[Dataset records]
(begin)
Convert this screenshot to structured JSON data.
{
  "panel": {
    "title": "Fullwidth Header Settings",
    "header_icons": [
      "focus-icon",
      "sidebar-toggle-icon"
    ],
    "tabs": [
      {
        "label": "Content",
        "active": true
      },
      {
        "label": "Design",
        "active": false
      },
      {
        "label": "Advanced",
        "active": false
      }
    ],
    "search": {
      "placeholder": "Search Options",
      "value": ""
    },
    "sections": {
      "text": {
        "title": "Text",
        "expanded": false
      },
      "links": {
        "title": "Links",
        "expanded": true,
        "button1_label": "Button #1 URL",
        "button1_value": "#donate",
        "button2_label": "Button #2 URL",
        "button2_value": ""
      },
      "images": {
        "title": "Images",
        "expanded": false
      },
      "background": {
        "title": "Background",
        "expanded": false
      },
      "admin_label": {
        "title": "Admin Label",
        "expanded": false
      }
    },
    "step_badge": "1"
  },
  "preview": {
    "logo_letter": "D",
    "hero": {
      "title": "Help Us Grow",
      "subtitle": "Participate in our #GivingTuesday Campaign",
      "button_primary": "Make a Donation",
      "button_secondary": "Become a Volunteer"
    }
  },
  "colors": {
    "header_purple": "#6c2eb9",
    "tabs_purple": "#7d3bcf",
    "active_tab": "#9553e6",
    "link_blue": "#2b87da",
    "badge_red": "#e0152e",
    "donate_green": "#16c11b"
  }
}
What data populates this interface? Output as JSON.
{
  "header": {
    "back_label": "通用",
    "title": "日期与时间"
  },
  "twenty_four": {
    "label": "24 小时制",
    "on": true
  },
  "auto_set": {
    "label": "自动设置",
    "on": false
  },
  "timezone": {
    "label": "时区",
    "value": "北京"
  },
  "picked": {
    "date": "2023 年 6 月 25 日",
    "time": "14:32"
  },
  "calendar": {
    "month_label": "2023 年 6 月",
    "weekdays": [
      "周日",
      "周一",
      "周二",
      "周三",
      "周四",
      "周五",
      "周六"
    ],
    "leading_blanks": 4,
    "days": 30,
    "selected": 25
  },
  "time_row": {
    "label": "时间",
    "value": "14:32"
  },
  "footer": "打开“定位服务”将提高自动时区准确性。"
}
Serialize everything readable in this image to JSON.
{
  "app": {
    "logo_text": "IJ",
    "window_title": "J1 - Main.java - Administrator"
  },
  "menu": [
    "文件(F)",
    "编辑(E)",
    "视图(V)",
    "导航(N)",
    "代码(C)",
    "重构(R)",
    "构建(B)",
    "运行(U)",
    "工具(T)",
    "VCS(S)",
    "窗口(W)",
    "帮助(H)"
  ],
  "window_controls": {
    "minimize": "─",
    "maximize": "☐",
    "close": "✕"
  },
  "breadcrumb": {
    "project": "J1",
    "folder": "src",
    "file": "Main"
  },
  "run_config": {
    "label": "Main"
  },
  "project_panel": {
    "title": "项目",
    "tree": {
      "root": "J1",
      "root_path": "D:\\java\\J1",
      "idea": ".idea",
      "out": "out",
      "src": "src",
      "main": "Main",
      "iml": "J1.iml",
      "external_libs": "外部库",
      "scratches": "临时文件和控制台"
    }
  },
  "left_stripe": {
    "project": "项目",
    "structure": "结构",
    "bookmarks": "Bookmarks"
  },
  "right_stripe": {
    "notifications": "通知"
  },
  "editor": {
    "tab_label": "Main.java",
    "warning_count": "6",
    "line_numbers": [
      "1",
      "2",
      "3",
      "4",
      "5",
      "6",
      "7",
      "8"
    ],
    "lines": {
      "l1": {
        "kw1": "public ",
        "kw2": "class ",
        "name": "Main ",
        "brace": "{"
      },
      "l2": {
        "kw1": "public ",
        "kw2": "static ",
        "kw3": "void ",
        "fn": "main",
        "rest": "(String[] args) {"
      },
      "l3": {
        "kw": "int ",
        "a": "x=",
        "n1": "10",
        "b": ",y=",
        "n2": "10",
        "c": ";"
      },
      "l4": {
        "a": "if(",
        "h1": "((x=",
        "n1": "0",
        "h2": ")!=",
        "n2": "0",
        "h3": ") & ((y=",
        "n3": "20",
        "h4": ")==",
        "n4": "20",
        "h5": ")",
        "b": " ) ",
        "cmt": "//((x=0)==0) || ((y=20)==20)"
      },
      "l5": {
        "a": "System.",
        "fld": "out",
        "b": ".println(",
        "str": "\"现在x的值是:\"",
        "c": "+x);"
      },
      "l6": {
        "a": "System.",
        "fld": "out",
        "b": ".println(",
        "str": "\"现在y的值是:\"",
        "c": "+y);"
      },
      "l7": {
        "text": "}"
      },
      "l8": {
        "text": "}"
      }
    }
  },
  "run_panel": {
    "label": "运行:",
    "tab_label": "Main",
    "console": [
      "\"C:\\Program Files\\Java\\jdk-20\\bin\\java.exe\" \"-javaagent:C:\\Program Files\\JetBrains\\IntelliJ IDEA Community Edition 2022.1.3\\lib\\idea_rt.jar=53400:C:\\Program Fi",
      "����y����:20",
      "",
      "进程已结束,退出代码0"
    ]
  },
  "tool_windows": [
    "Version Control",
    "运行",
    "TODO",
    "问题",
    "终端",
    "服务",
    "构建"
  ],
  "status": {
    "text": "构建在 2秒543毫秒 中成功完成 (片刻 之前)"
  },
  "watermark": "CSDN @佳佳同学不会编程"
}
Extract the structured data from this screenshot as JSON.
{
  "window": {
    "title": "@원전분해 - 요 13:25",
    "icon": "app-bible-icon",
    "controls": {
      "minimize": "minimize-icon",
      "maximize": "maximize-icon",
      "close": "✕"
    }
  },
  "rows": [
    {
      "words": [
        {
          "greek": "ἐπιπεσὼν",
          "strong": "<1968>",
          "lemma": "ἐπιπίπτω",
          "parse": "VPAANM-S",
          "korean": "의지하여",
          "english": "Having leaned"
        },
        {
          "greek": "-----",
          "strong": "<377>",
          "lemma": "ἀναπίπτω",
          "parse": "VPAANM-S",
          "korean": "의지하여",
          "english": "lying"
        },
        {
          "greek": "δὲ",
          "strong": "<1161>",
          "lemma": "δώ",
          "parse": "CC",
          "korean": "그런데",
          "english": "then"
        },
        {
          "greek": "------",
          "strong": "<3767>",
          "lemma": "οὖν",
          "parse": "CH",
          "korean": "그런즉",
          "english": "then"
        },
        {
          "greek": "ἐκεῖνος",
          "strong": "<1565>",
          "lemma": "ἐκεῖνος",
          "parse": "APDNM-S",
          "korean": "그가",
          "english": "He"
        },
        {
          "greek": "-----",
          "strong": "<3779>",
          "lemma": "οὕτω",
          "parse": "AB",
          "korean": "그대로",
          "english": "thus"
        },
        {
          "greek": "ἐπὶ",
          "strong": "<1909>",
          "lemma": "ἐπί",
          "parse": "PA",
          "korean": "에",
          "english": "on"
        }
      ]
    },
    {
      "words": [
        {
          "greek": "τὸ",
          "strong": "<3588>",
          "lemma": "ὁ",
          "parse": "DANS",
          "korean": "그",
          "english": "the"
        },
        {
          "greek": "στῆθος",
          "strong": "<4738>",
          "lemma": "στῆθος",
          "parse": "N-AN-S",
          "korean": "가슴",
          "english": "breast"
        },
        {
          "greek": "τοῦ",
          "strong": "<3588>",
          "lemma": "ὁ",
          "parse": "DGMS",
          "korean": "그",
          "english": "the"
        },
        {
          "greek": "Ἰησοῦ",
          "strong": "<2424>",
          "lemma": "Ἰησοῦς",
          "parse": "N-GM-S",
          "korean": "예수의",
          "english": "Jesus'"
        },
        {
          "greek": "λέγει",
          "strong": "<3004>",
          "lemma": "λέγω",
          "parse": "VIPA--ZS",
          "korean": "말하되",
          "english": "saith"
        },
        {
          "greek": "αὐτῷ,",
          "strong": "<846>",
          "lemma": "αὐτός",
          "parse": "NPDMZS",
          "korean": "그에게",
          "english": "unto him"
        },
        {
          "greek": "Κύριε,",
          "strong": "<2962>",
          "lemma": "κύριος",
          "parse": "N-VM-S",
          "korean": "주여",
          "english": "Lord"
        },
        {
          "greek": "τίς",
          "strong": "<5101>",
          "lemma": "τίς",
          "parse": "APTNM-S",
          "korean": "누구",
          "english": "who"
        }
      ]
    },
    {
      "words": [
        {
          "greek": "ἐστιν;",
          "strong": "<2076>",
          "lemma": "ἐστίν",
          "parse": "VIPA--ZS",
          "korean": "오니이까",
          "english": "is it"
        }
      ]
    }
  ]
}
(end)
• [What to work on]
Show each line in the entries that holds the string "this".

• [Output of the task]
Convert this screenshot to structured JSON data.
What data populates this interface? Output as JSON.
Serialize everything readable in this image to JSON.
Extract the structured data from this screenshot as JSON.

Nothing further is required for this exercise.